-- GIVEN PROBLEM --
Restate the data word for word and leave the images out.

-- PROVIDED DATA --

_ _ _ _

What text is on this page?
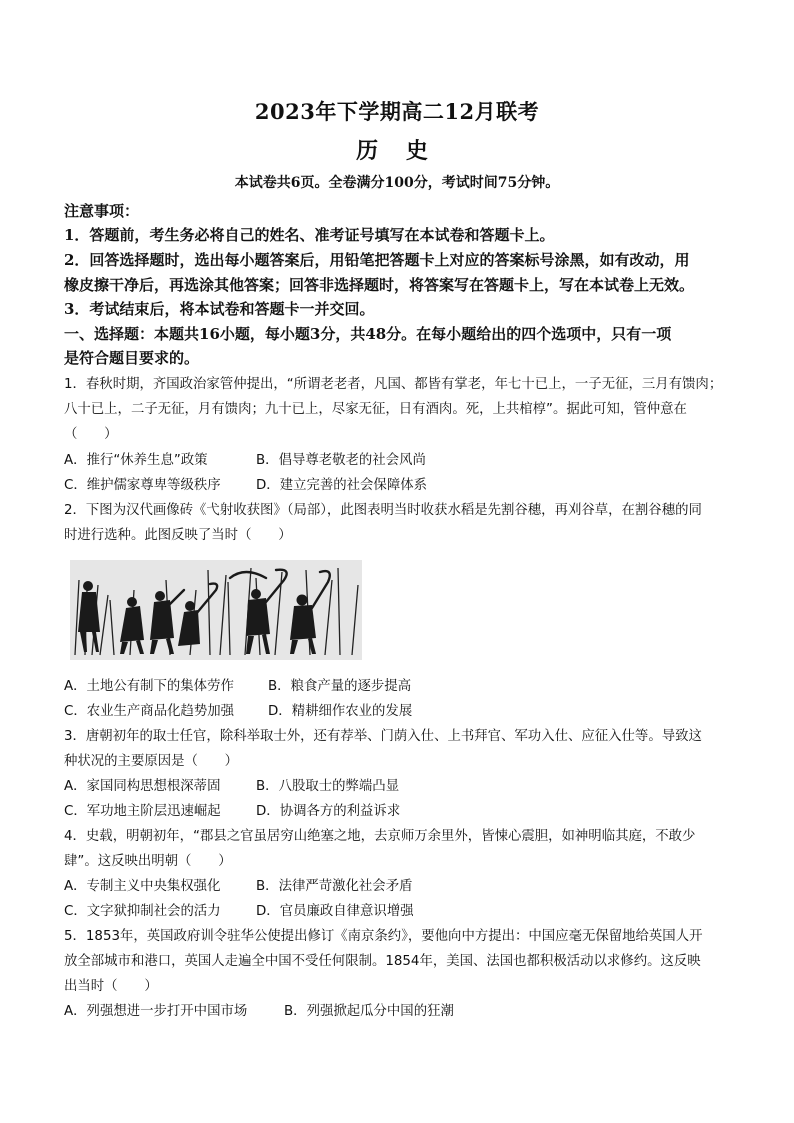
2023年下学期高二12月联考
历 史
本试卷共6页。全卷满分100分，考试时间75分钟。
注意事项：
1．答题前，考生务必将自己的姓名、准考证号填写在本试卷和答题卡上。
2．回答选择题时，选出每小题答案后，用铅笔把答题卡上对应的答案标号涂黑，如有改动，用
橡皮擦干净后，再选涂其他答案；回答非选择题时，将答案写在答题卡上，写在本试卷上无效。
3．考试结束后，将本试卷和答题卡一并交回。
一、选择题：本题共16小题，每小题3分，共48分。在每小题给出的四个选项中，只有一项
是符合题目要求的。
1．春秋时期，齐国政治家管仲提出，“所谓老老者，凡国、都皆有掌老，年七十已上，一子无征，三月有馈肉；
八十已上，二子无征，月有馈肉；九十已上，尽家无征，日有酒肉。死，上共棺椁”。据此可知，管仲意在
（　　）
A．推行“休养生息”政策	B．倡导尊老敬老的社会风尚
C．维护儒家尊卑等级秩序	D．建立完善的社会保障体系
2．下图为汉代画像砖《弋射收获图》（局部），此图表明当时收获水稻是先割谷穗，再刈谷草，在割谷穗的同
时进行选种。此图反映了当时（　　）
A．土地公有制下的集体劳作	B．粮食产量的逐步提高
C．农业生产商品化趋势加强	D．精耕细作农业的发展
3．唐朝初年的取士任官，除科举取士外，还有荐举、门荫入仕、上书拜官、军功入仕、应征入仕等。导致这
种状况的主要原因是（　　）
A．家国同构思想根深蒂固	B．八股取士的弊端凸显
C．军功地主阶层迅速崛起	D．协调各方的利益诉求
4．史载，明朝初年，“郡县之官虽居穷山绝塞之地，去京师万余里外，皆悚心震胆，如神明临其庭，不敢少
肆”。这反映出明朝（　　）
A．专制主义中央集权强化	B．法律严苛激化社会矛盾
C．文字狱抑制社会的活力	D．官员廉政自律意识增强
5．1853年，英国政府训令驻华公使提出修订《南京条约》，要他向中方提出：中国应毫无保留地给英国人开
放全部城市和港口，英国人走遍全中国不受任何限制。1854年，美国、法国也都积极活动以求修约。这反映
出当时（　　）
A．列强想进一步打开中国市场	B．列强掀起瓜分中国的狂潮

_ _ _ _

-- RESULT BELOW --
What text is on this page?
2023年下学期高二12月联考
历 史
本试卷共6页。全卷满分100分，考试时间75分钟。
注意事项：
1．答题前，考生务必将自己的姓名、准考证号填写在本试卷和答题卡上。
2．回答选择题时，选出每小题答案后，用铅笔把答题卡上对应的答案标号涂黑，如有改动，用
橡皮擦干净后，再选涂其他答案；回答非选择题时，将答案写在答题卡上，写在本试卷上无效。
3．考试结束后，将本试卷和答题卡一并交回。
一、选择题：本题共16小题，每小题3分，共48分。在每小题给出的四个选项中，只有一项
是符合题目要求的。
1．春秋时期，齐国政治家管仲提出，“所谓老老者，凡国、都皆有掌老，年七十已上，一子无征，三月有馈肉；
八十已上，二子无征，月有馈肉；九十已上，尽家无征，日有酒肉。死，上共棺椁”。据此可知，管仲意在
（　　）
A．推行“休养生息”政策	B．倡导尊老敬老的社会风尚
C．维护儒家尊卑等级秩序	D．建立完善的社会保障体系
2．下图为汉代画像砖《弋射收获图》（局部），此图表明当时收获水稻是先割谷穗，再刈谷草，在割谷穗的同
时进行选种。此图反映了当时（　　）
A．土地公有制下的集体劳作	B．粮食产量的逐步提高
C．农业生产商品化趋势加强	D．精耕细作农业的发展
3．唐朝初年的取士任官，除科举取士外，还有荐举、门荫入仕、上书拜官、军功入仕、应征入仕等。导致这
种状况的主要原因是（　　）
A．家国同构思想根深蒂固	B．八股取士的弊端凸显
C．军功地主阶层迅速崛起	D．协调各方的利益诉求
4．史载，明朝初年，“郡县之官虽居穷山绝塞之地，去京师万余里外，皆悚心震胆，如神明临其庭，不敢少
肆”。这反映出明朝（　　）
A．专制主义中央集权强化	B．法律严苛激化社会矛盾
C．文字狱抑制社会的活力	D．官员廉政自律意识增强
5．1853年，英国政府训令驻华公使提出修订《南京条约》，要他向中方提出：中国应毫无保留地给英国人开
放全部城市和港口，英国人走遍全中国不受任何限制。1854年，美国、法国也都积极活动以求修约。这反映
出当时（　　）
A．列强想进一步打开中国市场	B．列强掀起瓜分中国的狂潮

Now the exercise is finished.